**Task to carry out:** How many lines of the material below contain the string "date"? Answer with the number and nothing else.

[Figure dataset records]
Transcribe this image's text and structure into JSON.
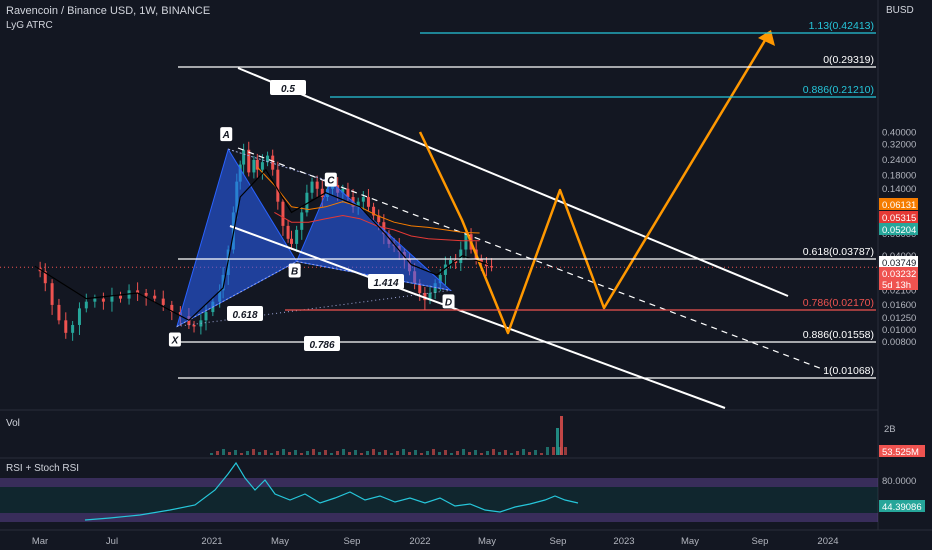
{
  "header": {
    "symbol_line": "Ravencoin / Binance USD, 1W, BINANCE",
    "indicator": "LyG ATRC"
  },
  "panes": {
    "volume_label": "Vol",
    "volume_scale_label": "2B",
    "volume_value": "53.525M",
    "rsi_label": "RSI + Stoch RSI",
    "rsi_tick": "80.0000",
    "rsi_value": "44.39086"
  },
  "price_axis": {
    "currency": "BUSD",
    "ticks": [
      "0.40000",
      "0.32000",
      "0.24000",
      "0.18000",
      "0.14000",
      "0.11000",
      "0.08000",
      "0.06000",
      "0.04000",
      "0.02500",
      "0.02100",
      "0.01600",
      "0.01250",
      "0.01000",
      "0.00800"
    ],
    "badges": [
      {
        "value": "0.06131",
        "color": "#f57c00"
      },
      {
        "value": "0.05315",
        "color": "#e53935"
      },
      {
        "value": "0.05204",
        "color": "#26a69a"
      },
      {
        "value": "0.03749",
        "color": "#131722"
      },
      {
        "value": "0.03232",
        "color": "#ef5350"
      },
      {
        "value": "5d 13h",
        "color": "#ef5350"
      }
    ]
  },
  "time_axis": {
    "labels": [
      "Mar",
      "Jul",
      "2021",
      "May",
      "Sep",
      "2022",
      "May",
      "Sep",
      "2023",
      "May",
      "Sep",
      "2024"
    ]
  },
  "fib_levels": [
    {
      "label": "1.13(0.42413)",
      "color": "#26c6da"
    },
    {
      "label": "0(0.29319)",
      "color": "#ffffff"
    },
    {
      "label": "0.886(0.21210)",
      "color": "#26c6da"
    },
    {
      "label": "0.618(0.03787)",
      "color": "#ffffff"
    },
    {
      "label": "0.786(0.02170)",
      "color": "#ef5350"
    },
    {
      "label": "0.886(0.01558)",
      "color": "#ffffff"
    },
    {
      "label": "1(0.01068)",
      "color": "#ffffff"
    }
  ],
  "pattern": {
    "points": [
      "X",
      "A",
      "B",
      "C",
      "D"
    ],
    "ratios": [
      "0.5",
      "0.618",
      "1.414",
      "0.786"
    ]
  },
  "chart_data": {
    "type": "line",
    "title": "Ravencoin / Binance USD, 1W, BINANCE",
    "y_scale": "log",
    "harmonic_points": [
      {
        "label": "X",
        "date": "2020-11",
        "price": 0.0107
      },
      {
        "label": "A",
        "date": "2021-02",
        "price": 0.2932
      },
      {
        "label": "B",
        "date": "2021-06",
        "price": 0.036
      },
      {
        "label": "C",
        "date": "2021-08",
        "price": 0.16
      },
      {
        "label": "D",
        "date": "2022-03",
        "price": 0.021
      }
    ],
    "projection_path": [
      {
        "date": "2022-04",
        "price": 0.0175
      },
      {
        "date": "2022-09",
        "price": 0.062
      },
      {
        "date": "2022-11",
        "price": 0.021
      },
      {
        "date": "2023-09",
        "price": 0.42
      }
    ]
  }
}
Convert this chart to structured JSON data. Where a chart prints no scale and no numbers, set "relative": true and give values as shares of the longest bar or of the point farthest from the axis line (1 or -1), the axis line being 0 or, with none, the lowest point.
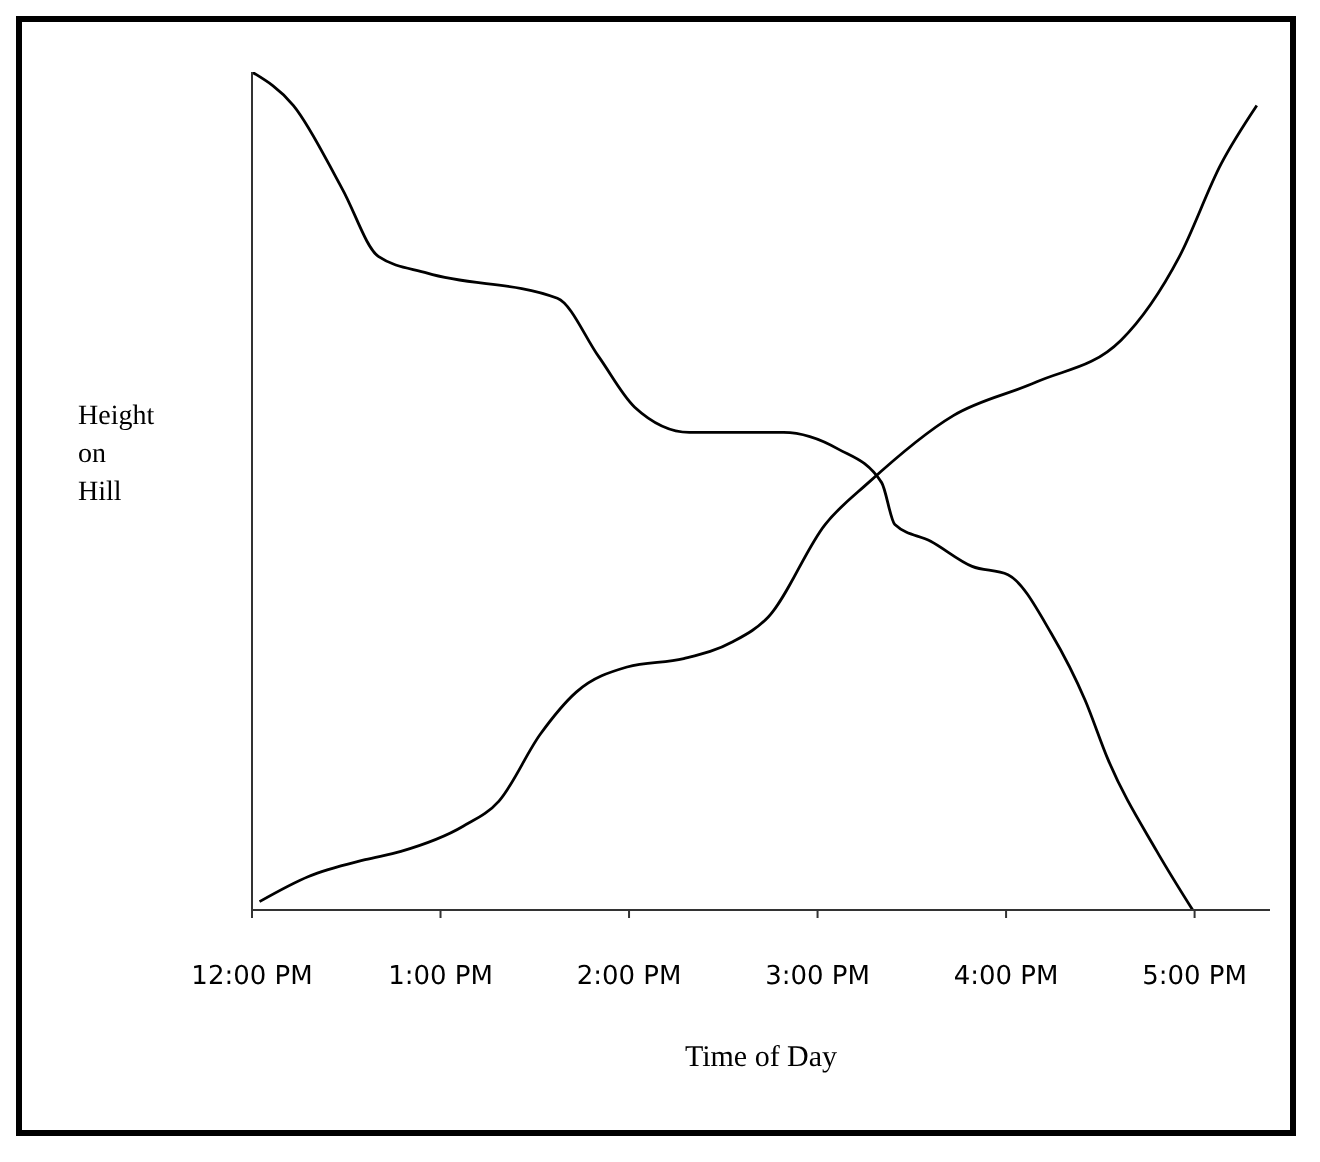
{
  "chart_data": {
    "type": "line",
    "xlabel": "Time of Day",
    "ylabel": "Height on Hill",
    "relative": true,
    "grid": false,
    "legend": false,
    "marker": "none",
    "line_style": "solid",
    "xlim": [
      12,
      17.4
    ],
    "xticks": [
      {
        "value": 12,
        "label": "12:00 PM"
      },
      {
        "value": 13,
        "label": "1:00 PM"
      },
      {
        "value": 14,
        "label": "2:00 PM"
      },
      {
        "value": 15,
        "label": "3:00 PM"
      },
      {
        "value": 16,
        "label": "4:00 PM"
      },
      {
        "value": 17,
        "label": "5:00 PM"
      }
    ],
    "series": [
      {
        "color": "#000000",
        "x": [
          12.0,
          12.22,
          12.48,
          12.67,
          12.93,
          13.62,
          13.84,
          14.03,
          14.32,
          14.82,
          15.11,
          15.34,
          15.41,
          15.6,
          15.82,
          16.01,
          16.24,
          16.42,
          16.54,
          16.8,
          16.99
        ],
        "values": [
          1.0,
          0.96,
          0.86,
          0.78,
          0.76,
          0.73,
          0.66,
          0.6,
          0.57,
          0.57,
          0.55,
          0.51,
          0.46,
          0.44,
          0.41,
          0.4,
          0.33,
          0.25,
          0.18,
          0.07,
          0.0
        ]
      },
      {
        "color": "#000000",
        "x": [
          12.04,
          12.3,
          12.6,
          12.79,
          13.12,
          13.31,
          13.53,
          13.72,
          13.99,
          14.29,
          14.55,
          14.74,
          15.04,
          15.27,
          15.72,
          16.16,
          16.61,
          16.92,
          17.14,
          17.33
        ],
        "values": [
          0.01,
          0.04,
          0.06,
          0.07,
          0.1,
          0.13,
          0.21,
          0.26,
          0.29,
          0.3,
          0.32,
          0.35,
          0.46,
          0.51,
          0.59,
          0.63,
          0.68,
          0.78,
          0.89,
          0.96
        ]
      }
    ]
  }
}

**Exercise response:** 9